• Exercise instructions:
Give the number of lines in the data that hold the string "nRücklauf". Nothing else is needed.

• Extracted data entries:

————————

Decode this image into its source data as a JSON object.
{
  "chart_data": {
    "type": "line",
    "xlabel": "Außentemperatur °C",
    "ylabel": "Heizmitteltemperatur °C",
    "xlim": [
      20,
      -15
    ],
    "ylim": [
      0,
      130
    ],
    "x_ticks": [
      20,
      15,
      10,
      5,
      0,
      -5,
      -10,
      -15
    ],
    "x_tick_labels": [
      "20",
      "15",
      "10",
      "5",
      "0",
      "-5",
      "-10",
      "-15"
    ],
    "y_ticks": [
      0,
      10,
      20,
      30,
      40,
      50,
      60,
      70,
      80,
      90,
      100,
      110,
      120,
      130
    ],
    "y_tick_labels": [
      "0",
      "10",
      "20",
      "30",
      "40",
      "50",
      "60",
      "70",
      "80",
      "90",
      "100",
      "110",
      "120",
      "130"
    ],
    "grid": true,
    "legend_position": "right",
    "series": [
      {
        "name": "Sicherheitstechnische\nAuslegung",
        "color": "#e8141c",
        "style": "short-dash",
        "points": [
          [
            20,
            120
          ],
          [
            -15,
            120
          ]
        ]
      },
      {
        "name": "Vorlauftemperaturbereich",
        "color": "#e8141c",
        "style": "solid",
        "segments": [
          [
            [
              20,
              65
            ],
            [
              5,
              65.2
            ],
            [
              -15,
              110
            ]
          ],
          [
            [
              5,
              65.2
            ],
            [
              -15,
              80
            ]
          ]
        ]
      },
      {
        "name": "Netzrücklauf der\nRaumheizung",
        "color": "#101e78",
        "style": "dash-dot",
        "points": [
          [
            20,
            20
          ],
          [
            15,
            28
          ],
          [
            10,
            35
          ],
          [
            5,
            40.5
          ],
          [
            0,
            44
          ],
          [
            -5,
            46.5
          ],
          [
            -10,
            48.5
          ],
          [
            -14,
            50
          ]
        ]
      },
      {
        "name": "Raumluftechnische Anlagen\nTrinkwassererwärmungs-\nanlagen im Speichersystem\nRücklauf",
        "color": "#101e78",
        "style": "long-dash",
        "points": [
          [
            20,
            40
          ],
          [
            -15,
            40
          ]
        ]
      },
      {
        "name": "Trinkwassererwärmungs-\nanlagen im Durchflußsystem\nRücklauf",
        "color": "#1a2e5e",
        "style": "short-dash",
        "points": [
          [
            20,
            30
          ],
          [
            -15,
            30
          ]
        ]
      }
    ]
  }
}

————————

• Written reply:
2